THE TASK –
The records that follow must all be duplicated exactly.

DATA FOR THE TASK –
*** Block opens ***

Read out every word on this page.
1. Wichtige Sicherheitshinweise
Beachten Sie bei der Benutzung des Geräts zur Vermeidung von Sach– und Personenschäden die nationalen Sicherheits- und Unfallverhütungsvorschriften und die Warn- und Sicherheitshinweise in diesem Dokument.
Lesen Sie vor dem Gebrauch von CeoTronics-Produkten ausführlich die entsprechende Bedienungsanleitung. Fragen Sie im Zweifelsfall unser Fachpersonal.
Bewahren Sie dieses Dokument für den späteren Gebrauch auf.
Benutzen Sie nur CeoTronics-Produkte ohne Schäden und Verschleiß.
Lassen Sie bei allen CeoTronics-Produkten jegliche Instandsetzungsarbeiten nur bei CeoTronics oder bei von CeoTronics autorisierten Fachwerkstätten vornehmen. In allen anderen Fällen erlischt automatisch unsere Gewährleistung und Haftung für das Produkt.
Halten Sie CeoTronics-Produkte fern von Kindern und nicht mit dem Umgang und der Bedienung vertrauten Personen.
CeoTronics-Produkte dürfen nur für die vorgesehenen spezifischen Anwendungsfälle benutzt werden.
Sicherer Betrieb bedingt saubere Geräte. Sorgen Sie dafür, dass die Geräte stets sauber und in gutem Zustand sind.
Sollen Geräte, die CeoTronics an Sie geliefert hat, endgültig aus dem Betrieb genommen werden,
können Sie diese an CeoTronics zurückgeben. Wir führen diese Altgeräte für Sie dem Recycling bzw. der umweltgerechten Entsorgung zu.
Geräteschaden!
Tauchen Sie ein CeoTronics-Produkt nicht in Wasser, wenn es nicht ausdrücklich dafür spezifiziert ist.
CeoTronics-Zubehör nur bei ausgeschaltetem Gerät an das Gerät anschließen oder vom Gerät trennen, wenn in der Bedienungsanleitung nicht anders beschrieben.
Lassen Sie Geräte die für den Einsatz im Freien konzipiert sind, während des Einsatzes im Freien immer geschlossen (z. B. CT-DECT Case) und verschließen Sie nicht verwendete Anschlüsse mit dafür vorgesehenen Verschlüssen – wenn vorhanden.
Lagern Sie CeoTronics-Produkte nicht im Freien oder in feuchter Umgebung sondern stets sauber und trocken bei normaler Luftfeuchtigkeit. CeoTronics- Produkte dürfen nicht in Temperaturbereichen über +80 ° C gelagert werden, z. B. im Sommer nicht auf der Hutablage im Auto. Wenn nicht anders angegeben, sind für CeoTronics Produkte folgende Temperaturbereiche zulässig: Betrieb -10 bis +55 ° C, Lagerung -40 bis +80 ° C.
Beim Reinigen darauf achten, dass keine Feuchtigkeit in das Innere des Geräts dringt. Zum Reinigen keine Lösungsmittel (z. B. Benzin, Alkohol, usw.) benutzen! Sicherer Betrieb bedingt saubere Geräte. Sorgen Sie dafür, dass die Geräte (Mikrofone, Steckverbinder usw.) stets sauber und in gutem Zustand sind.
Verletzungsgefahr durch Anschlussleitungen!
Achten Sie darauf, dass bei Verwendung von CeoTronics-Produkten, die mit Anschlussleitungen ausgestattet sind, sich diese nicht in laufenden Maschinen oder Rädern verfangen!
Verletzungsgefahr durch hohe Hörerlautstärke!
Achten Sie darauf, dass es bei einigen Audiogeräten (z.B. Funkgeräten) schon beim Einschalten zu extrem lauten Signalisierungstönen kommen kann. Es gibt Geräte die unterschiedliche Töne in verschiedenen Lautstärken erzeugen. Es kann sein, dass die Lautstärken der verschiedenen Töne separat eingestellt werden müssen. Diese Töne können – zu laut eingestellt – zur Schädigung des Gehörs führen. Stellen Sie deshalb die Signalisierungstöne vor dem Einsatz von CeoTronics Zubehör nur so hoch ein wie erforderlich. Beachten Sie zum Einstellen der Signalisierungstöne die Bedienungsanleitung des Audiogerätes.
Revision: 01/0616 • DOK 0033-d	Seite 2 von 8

*** Block closes ***

SOLUTION –
Read out every word on this page.
1. Wichtige Sicherheitshinweise
Beachten Sie bei der Benutzung des Geräts zur Vermeidung von Sach– und Personenschäden die nationalen Sicherheits- und Unfallverhütungsvorschriften und die Warn- und Sicherheitshinweise in diesem Dokument.
Lesen Sie vor dem Gebrauch von CeoTronics-Produkten ausführlich die entsprechende Bedienungsanleitung. Fragen Sie im Zweifelsfall unser Fachpersonal.
Bewahren Sie dieses Dokument für den späteren Gebrauch auf.
Benutzen Sie nur CeoTronics-Produkte ohne Schäden und Verschleiß.
Lassen Sie bei allen CeoTronics-Produkten jegliche Instandsetzungsarbeiten nur bei CeoTronics oder bei von CeoTronics autorisierten Fachwerkstätten vornehmen. In allen anderen Fällen erlischt automatisch unsere Gewährleistung und Haftung für das Produkt.
Halten Sie CeoTronics-Produkte fern von Kindern und nicht mit dem Umgang und der Bedienung vertrauten Personen.
CeoTronics-Produkte dürfen nur für die vorgesehenen spezifischen Anwendungsfälle benutzt werden.
Sicherer Betrieb bedingt saubere Geräte. Sorgen Sie dafür, dass die Geräte stets sauber und in gutem Zustand sind.
Sollen Geräte, die CeoTronics an Sie geliefert hat, endgültig aus dem Betrieb genommen werden,
können Sie diese an CeoTronics zurückgeben. Wir führen diese Altgeräte für Sie dem Recycling bzw. der umweltgerechten Entsorgung zu.
Geräteschaden!
Tauchen Sie ein CeoTronics-Produkt nicht in Wasser, wenn es nicht ausdrücklich dafür spezifiziert ist.
CeoTronics-Zubehör nur bei ausgeschaltetem Gerät an das Gerät anschließen oder vom Gerät trennen, wenn in der Bedienungsanleitung nicht anders beschrieben.
Lassen Sie Geräte die für den Einsatz im Freien konzipiert sind, während des Einsatzes im Freien immer geschlossen (z. B. CT-DECT Case) und verschließen Sie nicht verwendete Anschlüsse mit dafür vorgesehenen Verschlüssen – wenn vorhanden.
Lagern Sie CeoTronics-Produkte nicht im Freien oder in feuchter Umgebung sondern stets sauber und trocken bei normaler Luftfeuchtigkeit. CeoTronics- Produkte dürfen nicht in Temperaturbereichen über +80 ° C gelagert werden, z. B. im Sommer nicht auf der Hutablage im Auto. Wenn nicht anders angegeben, sind für CeoTronics Produkte folgende Temperaturbereiche zulässig: Betrieb -10 bis +55 ° C, Lagerung -40 bis +80 ° C.
Beim Reinigen darauf achten, dass keine Feuchtigkeit in das Innere des Geräts dringt. Zum Reinigen keine Lösungsmittel (z. B. Benzin, Alkohol, usw.) benutzen! Sicherer Betrieb bedingt saubere Geräte. Sorgen Sie dafür, dass die Geräte (Mikrofone, Steckverbinder usw.) stets sauber und in gutem Zustand sind.
Verletzungsgefahr durch Anschlussleitungen!
Achten Sie darauf, dass bei Verwendung von CeoTronics-Produkten, die mit Anschlussleitungen ausgestattet sind, sich diese nicht in laufenden Maschinen oder Rädern verfangen!
Verletzungsgefahr durch hohe Hörerlautstärke!
Achten Sie darauf, dass es bei einigen Audiogeräten (z.B. Funkgeräten) schon beim Einschalten zu extrem lauten Signalisierungstönen kommen kann. Es gibt Geräte die unterschiedliche Töne in verschiedenen Lautstärken erzeugen. Es kann sein, dass die Lautstärken der verschiedenen Töne separat eingestellt werden müssen. Diese Töne können – zu laut eingestellt – zur Schädigung des Gehörs führen. Stellen Sie deshalb die Signalisierungstöne vor dem Einsatz von CeoTronics Zubehör nur so hoch ein wie erforderlich. Beachten Sie zum Einstellen der Signalisierungstöne die Bedienungsanleitung des Audiogerätes.
Revision: 01/0616 • DOK 0033-d	Seite 2 von 8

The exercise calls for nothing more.